Output the full listing word for word.

[Supplied material]
☆ ☆ ☆ ☆
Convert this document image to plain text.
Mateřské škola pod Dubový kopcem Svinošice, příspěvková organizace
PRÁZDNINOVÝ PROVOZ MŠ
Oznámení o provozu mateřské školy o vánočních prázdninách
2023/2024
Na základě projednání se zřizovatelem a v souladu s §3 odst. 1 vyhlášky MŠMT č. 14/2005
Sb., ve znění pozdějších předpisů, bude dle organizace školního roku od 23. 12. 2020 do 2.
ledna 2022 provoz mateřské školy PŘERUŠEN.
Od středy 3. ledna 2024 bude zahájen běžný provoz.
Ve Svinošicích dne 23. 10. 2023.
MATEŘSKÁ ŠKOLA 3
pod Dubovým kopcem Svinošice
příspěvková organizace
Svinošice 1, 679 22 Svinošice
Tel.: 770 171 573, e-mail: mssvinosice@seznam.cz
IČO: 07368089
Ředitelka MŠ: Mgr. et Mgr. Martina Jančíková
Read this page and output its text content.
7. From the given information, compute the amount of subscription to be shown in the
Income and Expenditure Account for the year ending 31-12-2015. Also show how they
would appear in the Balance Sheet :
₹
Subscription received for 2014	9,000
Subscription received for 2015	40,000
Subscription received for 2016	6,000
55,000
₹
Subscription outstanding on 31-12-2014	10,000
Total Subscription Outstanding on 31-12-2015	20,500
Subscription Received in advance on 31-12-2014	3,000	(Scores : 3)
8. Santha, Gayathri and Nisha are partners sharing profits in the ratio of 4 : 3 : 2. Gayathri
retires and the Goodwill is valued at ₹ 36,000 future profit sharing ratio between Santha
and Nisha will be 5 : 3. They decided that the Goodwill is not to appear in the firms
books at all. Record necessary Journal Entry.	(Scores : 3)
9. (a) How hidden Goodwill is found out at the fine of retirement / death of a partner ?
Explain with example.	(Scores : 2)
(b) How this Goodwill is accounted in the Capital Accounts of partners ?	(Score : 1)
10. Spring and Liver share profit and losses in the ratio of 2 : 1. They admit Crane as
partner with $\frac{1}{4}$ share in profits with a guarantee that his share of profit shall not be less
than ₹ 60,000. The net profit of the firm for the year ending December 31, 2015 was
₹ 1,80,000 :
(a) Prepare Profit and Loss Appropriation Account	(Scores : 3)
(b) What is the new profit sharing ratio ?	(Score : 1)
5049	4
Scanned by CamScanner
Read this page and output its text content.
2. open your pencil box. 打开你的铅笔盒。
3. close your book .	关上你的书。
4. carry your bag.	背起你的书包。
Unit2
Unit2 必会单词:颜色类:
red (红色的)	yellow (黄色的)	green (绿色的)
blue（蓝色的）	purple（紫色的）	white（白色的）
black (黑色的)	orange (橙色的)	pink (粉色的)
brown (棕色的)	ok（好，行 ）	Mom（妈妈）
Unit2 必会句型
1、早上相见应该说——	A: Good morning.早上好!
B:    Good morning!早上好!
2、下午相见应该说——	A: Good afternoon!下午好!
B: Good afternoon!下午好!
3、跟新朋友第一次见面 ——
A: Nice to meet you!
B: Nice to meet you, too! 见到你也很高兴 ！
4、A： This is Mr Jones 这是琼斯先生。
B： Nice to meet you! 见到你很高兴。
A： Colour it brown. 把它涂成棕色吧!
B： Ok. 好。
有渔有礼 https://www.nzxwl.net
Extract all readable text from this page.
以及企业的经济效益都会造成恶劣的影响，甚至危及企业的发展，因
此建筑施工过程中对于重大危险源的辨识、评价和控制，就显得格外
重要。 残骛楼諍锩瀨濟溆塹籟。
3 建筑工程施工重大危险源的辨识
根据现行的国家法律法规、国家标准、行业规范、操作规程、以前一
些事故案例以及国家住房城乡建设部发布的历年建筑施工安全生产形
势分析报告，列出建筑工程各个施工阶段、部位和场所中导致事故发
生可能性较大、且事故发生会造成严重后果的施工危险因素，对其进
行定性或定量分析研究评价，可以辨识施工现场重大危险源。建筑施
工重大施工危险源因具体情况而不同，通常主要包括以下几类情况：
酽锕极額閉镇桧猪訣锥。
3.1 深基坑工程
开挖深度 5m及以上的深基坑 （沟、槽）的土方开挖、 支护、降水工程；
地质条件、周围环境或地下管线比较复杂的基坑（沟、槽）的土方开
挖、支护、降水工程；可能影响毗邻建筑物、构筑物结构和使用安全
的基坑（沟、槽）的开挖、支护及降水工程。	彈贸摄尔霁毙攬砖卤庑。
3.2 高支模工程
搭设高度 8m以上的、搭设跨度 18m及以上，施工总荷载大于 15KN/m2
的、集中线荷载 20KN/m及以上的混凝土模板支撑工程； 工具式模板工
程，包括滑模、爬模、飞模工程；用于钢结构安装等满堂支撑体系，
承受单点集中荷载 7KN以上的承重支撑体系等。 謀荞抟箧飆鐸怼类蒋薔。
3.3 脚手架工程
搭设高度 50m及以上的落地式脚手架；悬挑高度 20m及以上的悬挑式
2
☆ ☆ ☆ ☆
[Output for this exercise]
Convert this document image to plain text.
Mateřské škola pod Dubový kopcem Svinošice, příspěvková organizace
PRÁZDNINOVÝ PROVOZ MŠ
Oznámení o provozu mateřské školy o vánočních prázdninách
2023/2024
Na základě projednání se zřizovatelem a v souladu s §3 odst. 1 vyhlášky MŠMT č. 14/2005
Sb., ve znění pozdějších předpisů, bude dle organizace školního roku od 23. 12. 2020 do 2.
ledna 2022 provoz mateřské školy PŘERUŠEN.
Od středy 3. ledna 2024 bude zahájen běžný provoz.
Ve Svinošicích dne 23. 10. 2023.
MATEŘSKÁ ŠKOLA 3
pod Dubovým kopcem Svinošice
příspěvková organizace
Svinošice 1, 679 22 Svinošice
Tel.: 770 171 573, e-mail: mssvinosice@seznam.cz
IČO: 07368089
Ředitelka MŠ: Mgr. et Mgr. Martina Jančíková
Read this page and output its text content.
7. From the given information, compute the amount of subscription to be shown in the
Income and Expenditure Account for the year ending 31-12-2015. Also show how they
would appear in the Balance Sheet :
₹
Subscription received for 2014	9,000
Subscription received for 2015	40,000
Subscription received for 2016	6,000
55,000
₹
Subscription outstanding on 31-12-2014	10,000
Total Subscription Outstanding on 31-12-2015	20,500
Subscription Received in advance on 31-12-2014	3,000	(Scores : 3)
8. Santha, Gayathri and Nisha are partners sharing profits in the ratio of 4 : 3 : 2. Gayathri
retires and the Goodwill is valued at ₹ 36,000 future profit sharing ratio between Santha
and Nisha will be 5 : 3. They decided that the Goodwill is not to appear in the firms
books at all. Record necessary Journal Entry.	(Scores : 3)
9. (a) How hidden Goodwill is found out at the fine of retirement / death of a partner ?
Explain with example.	(Scores : 2)
(b) How this Goodwill is accounted in the Capital Accounts of partners ?	(Score : 1)
10. Spring and Liver share profit and losses in the ratio of 2 : 1. They admit Crane as
partner with $\frac{1}{4}$ share in profits with a guarantee that his share of profit shall not be less
than ₹ 60,000. The net profit of the firm for the year ending December 31, 2015 was
₹ 1,80,000 :
(a) Prepare Profit and Loss Appropriation Account	(Scores : 3)
(b) What is the new profit sharing ratio ?	(Score : 1)
5049	4
Scanned by CamScanner
Read this page and output its text content.
2. open your pencil box. 打开你的铅笔盒。
3. close your book .	关上你的书。
4. carry your bag.	背起你的书包。
Unit2
Unit2 必会单词:颜色类:
red (红色的)	yellow (黄色的)	green (绿色的)
blue（蓝色的）	purple（紫色的）	white（白色的）
black (黑色的)	orange (橙色的)	pink (粉色的)
brown (棕色的)	ok（好，行 ）	Mom（妈妈）
Unit2 必会句型
1、早上相见应该说——	A: Good morning.早上好!
B:    Good morning!早上好!
2、下午相见应该说——	A: Good afternoon!下午好!
B: Good afternoon!下午好!
3、跟新朋友第一次见面 ——
A: Nice to meet you!
B: Nice to meet you, too! 见到你也很高兴 ！
4、A： This is Mr Jones 这是琼斯先生。
B： Nice to meet you! 见到你很高兴。
A： Colour it brown. 把它涂成棕色吧!
B： Ok. 好。
有渔有礼 https://www.nzxwl.net
Extract all readable text from this page.
以及企业的经济效益都会造成恶劣的影响，甚至危及企业的发展，因
此建筑施工过程中对于重大危险源的辨识、评价和控制，就显得格外
重要。 残骛楼諍锩瀨濟溆塹籟。
3 建筑工程施工重大危险源的辨识
根据现行的国家法律法规、国家标准、行业规范、操作规程、以前一
些事故案例以及国家住房城乡建设部发布的历年建筑施工安全生产形
势分析报告，列出建筑工程各个施工阶段、部位和场所中导致事故发
生可能性较大、且事故发生会造成严重后果的施工危险因素，对其进
行定性或定量分析研究评价，可以辨识施工现场重大危险源。建筑施
工重大施工危险源因具体情况而不同，通常主要包括以下几类情况：
酽锕极額閉镇桧猪訣锥。
3.1 深基坑工程
开挖深度 5m及以上的深基坑 （沟、槽）的土方开挖、 支护、降水工程；
地质条件、周围环境或地下管线比较复杂的基坑（沟、槽）的土方开
挖、支护、降水工程；可能影响毗邻建筑物、构筑物结构和使用安全
的基坑（沟、槽）的开挖、支护及降水工程。	彈贸摄尔霁毙攬砖卤庑。
3.2 高支模工程
搭设高度 8m以上的、搭设跨度 18m及以上，施工总荷载大于 15KN/m2
的、集中线荷载 20KN/m及以上的混凝土模板支撑工程； 工具式模板工
程，包括滑模、爬模、飞模工程；用于钢结构安装等满堂支撑体系，
承受单点集中荷载 7KN以上的承重支撑体系等。 謀荞抟箧飆鐸怼类蒋薔。
3.3 脚手架工程
搭设高度 50m及以上的落地式脚手架；悬挑高度 20m及以上的悬挑式
2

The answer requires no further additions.